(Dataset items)
==============================
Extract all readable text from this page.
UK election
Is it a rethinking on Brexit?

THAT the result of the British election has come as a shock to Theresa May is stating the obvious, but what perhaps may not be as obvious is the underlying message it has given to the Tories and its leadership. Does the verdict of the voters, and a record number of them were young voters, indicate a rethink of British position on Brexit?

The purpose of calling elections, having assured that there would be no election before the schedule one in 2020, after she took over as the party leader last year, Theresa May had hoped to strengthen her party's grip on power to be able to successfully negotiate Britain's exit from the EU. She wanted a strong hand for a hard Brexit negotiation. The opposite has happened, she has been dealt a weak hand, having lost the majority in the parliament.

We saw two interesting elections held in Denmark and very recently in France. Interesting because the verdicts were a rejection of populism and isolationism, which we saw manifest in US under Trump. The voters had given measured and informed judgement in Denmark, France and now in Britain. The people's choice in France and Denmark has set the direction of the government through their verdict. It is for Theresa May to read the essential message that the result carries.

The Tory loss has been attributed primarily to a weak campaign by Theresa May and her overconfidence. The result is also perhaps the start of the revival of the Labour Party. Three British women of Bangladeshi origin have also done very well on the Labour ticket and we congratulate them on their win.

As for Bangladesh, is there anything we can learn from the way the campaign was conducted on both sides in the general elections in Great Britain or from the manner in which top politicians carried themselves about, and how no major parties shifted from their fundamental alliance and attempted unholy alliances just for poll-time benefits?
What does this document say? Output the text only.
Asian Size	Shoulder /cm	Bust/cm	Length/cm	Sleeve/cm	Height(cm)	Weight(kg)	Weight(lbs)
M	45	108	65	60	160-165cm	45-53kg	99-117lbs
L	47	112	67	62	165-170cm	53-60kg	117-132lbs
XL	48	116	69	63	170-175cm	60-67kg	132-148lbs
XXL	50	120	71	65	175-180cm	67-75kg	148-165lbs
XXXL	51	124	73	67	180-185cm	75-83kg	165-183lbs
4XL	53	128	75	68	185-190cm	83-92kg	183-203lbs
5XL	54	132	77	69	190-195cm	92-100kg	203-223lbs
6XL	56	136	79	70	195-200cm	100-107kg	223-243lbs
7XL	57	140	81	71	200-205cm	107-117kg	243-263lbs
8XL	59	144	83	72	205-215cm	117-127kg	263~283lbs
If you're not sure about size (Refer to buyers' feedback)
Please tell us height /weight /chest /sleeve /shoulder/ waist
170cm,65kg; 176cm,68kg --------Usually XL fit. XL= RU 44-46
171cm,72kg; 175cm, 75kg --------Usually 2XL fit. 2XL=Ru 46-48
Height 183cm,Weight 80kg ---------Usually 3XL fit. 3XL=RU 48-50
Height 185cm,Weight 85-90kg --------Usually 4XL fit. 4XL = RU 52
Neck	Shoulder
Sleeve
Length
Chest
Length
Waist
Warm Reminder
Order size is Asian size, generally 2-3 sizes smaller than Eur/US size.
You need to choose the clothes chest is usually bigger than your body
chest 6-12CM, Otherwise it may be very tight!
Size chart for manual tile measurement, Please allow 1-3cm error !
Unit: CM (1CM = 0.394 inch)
==============================
### EXERCISE DESCRIPTION
Pull every line containing "Please" from the data.

### WRITTEN RESPONSE
Please tell us height /weight /chest /sleeve /shoulder/ waist
Size chart for manual tile measurement, Please allow 1-3cm error !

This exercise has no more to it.